● Set task:
Leaving the pictures aside, transcribe every line below exactly.

— Start Extracted material —

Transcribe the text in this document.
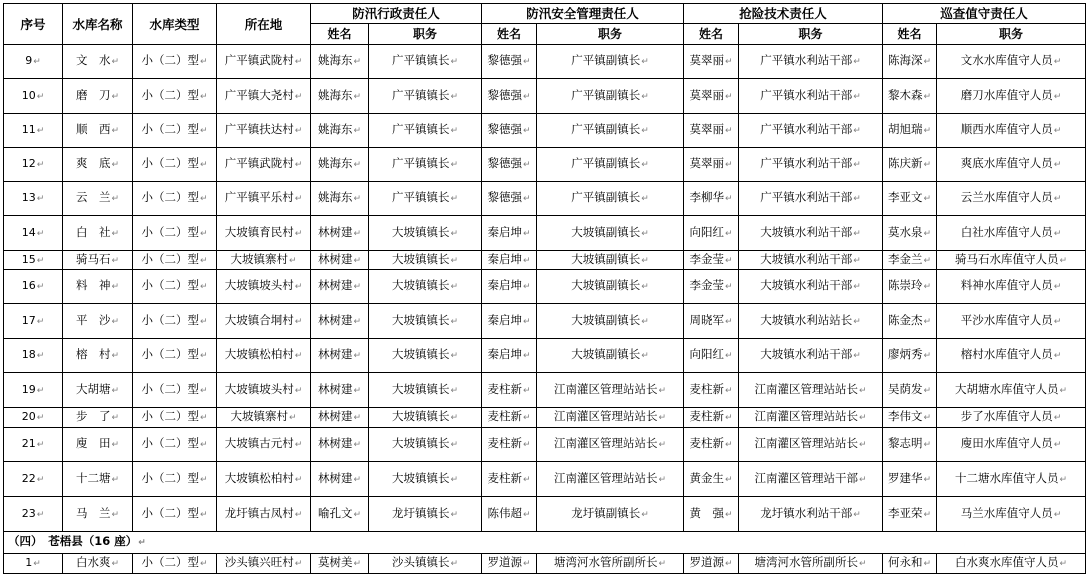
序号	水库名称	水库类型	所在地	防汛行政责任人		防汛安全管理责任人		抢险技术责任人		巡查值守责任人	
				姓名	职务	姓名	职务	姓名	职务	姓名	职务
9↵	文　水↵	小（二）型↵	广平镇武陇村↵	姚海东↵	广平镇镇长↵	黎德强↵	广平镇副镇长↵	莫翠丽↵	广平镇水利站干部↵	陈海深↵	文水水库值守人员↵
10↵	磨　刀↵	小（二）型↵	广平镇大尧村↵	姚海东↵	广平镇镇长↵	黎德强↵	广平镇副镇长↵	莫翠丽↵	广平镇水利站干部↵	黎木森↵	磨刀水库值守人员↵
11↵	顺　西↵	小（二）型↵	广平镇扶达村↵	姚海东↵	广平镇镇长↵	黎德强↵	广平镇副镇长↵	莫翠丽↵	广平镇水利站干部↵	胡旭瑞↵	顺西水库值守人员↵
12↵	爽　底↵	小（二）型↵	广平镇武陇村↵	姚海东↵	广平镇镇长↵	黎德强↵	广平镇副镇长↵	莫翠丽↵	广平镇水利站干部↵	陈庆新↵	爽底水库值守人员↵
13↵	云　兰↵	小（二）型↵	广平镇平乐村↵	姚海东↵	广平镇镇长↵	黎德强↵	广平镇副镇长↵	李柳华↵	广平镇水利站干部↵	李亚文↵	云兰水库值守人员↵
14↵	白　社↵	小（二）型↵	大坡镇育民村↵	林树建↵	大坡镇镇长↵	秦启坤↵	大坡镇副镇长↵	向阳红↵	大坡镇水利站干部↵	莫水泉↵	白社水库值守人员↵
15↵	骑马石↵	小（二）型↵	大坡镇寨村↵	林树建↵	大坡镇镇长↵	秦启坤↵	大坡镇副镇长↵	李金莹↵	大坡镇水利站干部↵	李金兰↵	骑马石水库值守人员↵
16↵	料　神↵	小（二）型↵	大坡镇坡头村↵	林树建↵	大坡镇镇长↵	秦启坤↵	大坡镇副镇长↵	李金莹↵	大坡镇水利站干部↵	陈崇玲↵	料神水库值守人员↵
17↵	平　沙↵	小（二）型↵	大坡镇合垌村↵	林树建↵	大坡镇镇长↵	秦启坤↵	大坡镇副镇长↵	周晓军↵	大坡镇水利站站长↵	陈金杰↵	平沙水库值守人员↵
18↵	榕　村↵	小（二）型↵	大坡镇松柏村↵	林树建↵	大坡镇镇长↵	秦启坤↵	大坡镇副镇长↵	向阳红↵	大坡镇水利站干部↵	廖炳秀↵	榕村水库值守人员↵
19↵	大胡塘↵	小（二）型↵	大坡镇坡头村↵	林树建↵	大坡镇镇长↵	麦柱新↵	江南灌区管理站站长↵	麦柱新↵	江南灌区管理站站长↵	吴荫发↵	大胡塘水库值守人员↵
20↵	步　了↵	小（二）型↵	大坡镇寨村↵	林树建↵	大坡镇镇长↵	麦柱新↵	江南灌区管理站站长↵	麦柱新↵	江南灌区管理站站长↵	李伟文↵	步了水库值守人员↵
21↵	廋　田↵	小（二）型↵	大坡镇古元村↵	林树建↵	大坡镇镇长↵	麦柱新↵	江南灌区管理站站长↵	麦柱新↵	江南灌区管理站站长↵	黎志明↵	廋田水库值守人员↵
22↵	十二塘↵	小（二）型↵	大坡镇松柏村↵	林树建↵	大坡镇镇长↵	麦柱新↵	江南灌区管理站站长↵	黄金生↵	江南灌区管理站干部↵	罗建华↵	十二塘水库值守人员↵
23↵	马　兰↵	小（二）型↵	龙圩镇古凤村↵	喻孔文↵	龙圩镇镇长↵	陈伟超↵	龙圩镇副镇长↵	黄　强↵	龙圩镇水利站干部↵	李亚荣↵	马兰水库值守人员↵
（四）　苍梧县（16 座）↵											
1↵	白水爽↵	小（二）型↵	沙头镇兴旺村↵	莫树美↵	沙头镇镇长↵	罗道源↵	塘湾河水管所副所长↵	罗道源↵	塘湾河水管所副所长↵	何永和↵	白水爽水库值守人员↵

— End Extracted material —

● Correct response:
Transcribe the text in this document.
序号	水库名称	水库类型	所在地	防汛行政责任人		防汛安全管理责任人		抢险技术责任人		巡查值守责任人	
				姓名	职务	姓名	职务	姓名	职务	姓名	职务
9↵	文　水↵	小（二）型↵	广平镇武陇村↵	姚海东↵	广平镇镇长↵	黎德强↵	广平镇副镇长↵	莫翠丽↵	广平镇水利站干部↵	陈海深↵	文水水库值守人员↵
10↵	磨　刀↵	小（二）型↵	广平镇大尧村↵	姚海东↵	广平镇镇长↵	黎德强↵	广平镇副镇长↵	莫翠丽↵	广平镇水利站干部↵	黎木森↵	磨刀水库值守人员↵
11↵	顺　西↵	小（二）型↵	广平镇扶达村↵	姚海东↵	广平镇镇长↵	黎德强↵	广平镇副镇长↵	莫翠丽↵	广平镇水利站干部↵	胡旭瑞↵	顺西水库值守人员↵
12↵	爽　底↵	小（二）型↵	广平镇武陇村↵	姚海东↵	广平镇镇长↵	黎德强↵	广平镇副镇长↵	莫翠丽↵	广平镇水利站干部↵	陈庆新↵	爽底水库值守人员↵
13↵	云　兰↵	小（二）型↵	广平镇平乐村↵	姚海东↵	广平镇镇长↵	黎德强↵	广平镇副镇长↵	李柳华↵	广平镇水利站干部↵	李亚文↵	云兰水库值守人员↵
14↵	白　社↵	小（二）型↵	大坡镇育民村↵	林树建↵	大坡镇镇长↵	秦启坤↵	大坡镇副镇长↵	向阳红↵	大坡镇水利站干部↵	莫水泉↵	白社水库值守人员↵
15↵	骑马石↵	小（二）型↵	大坡镇寨村↵	林树建↵	大坡镇镇长↵	秦启坤↵	大坡镇副镇长↵	李金莹↵	大坡镇水利站干部↵	李金兰↵	骑马石水库值守人员↵
16↵	料　神↵	小（二）型↵	大坡镇坡头村↵	林树建↵	大坡镇镇长↵	秦启坤↵	大坡镇副镇长↵	李金莹↵	大坡镇水利站干部↵	陈崇玲↵	料神水库值守人员↵
17↵	平　沙↵	小（二）型↵	大坡镇合垌村↵	林树建↵	大坡镇镇长↵	秦启坤↵	大坡镇副镇长↵	周晓军↵	大坡镇水利站站长↵	陈金杰↵	平沙水库值守人员↵
18↵	榕　村↵	小（二）型↵	大坡镇松柏村↵	林树建↵	大坡镇镇长↵	秦启坤↵	大坡镇副镇长↵	向阳红↵	大坡镇水利站干部↵	廖炳秀↵	榕村水库值守人员↵
19↵	大胡塘↵	小（二）型↵	大坡镇坡头村↵	林树建↵	大坡镇镇长↵	麦柱新↵	江南灌区管理站站长↵	麦柱新↵	江南灌区管理站站长↵	吴荫发↵	大胡塘水库值守人员↵
20↵	步　了↵	小（二）型↵	大坡镇寨村↵	林树建↵	大坡镇镇长↵	麦柱新↵	江南灌区管理站站长↵	麦柱新↵	江南灌区管理站站长↵	李伟文↵	步了水库值守人员↵
21↵	廋　田↵	小（二）型↵	大坡镇古元村↵	林树建↵	大坡镇镇长↵	麦柱新↵	江南灌区管理站站长↵	麦柱新↵	江南灌区管理站站长↵	黎志明↵	廋田水库值守人员↵
22↵	十二塘↵	小（二）型↵	大坡镇松柏村↵	林树建↵	大坡镇镇长↵	麦柱新↵	江南灌区管理站站长↵	黄金生↵	江南灌区管理站干部↵	罗建华↵	十二塘水库值守人员↵
23↵	马　兰↵	小（二）型↵	龙圩镇古凤村↵	喻孔文↵	龙圩镇镇长↵	陈伟超↵	龙圩镇副镇长↵	黄　强↵	龙圩镇水利站干部↵	李亚荣↵	马兰水库值守人员↵
（四）　苍梧县（16 座）↵											
1↵	白水爽↵	小（二）型↵	沙头镇兴旺村↵	莫树美↵	沙头镇镇长↵	罗道源↵	塘湾河水管所副所长↵	罗道源↵	塘湾河水管所副所长↵	何永和↵	白水爽水库值守人员↵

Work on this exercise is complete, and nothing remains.